- **What needs to be done**
Return the material word for word. Do not include the pictures.

## begin Entries shown

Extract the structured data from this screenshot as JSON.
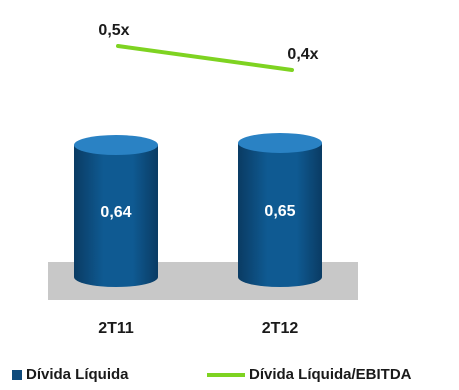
{
  "chart_data": {
    "type": "bar",
    "categories": [
      "2T11",
      "2T12"
    ],
    "series": [
      {
        "name": "Dívida Líquida",
        "kind": "bar",
        "values": [
          0.64,
          0.65
        ],
        "labels": [
          "0,64",
          "0,65"
        ],
        "color": "#0e4a7b"
      },
      {
        "name": "Dívida Líquida/EBITDA",
        "kind": "line",
        "values": [
          0.5,
          0.4
        ],
        "labels": [
          "0,5x",
          "0,4x"
        ],
        "color": "#7ed321"
      }
    ],
    "title": "",
    "xlabel": "",
    "ylabel": "",
    "grid": false,
    "legend": "bottom"
  },
  "legend": {
    "bar_label": "Dívida Líquida",
    "line_label": "Dívida Líquida/EBITDA"
  },
  "colors": {
    "bar_dark": "#0a3b63",
    "bar_mid": "#0f5a92",
    "bar_light": "#2a82c4",
    "floor": "#c8c8c8",
    "line": "#7ed321"
  }
}
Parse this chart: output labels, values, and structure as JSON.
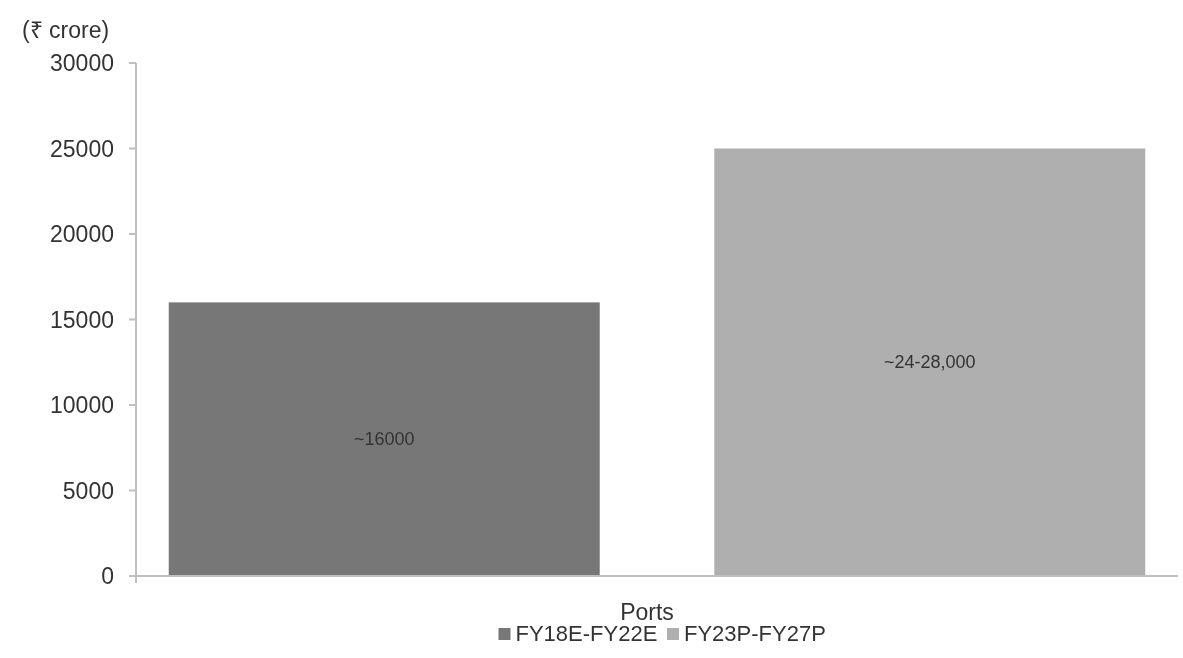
{
  "chart_data": {
    "type": "bar",
    "ylabel": "(₹ crore)",
    "categories": [
      "Ports"
    ],
    "series": [
      {
        "name": "FY18E-FY22E",
        "color": "#777777",
        "values": [
          16000
        ],
        "value_labels": [
          "~16000"
        ]
      },
      {
        "name": "FY23P-FY27P",
        "color": "#afafaf",
        "values": [
          25000
        ],
        "value_labels": [
          "~24-28,000"
        ]
      }
    ],
    "ylim": [
      0,
      30000
    ],
    "yticks": [
      0,
      5000,
      10000,
      15000,
      20000,
      25000,
      30000
    ],
    "grid": false,
    "legend": "bottom"
  }
}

## end Entries shown

- **Output for this exercise**
Extract the structured data from this screenshot as JSON.
{
  "chart_data": {
    "type": "bar",
    "categories": [
      "2T11",
      "2T12"
    ],
    "series": [
      {
        "name": "Dívida Líquida",
        "kind": "bar",
        "values": [
          0.64,
          0.65
        ],
        "labels": [
          "0,64",
          "0,65"
        ],
        "color": "#0e4a7b"
      },
      {
        "name": "Dívida Líquida/EBITDA",
        "kind": "line",
        "values": [
          0.5,
          0.4
        ],
        "labels": [
          "0,5x",
          "0,4x"
        ],
        "color": "#7ed321"
      }
    ],
    "title": "",
    "xlabel": "",
    "ylabel": "",
    "grid": false,
    "legend": "bottom"
  },
  "legend": {
    "bar_label": "Dívida Líquida",
    "line_label": "Dívida Líquida/EBITDA"
  },
  "colors": {
    "bar_dark": "#0a3b63",
    "bar_mid": "#0f5a92",
    "bar_light": "#2a82c4",
    "floor": "#c8c8c8",
    "line": "#7ed321"
  }
}
Parse this chart: output labels, values, and structure as JSON.
{
  "chart_data": {
    "type": "bar",
    "ylabel": "(₹ crore)",
    "categories": [
      "Ports"
    ],
    "series": [
      {
        "name": "FY18E-FY22E",
        "color": "#777777",
        "values": [
          16000
        ],
        "value_labels": [
          "~16000"
        ]
      },
      {
        "name": "FY23P-FY27P",
        "color": "#afafaf",
        "values": [
          25000
        ],
        "value_labels": [
          "~24-28,000"
        ]
      }
    ],
    "ylim": [
      0,
      30000
    ],
    "yticks": [
      0,
      5000,
      10000,
      15000,
      20000,
      25000,
      30000
    ],
    "grid": false,
    "legend": "bottom"
  }
}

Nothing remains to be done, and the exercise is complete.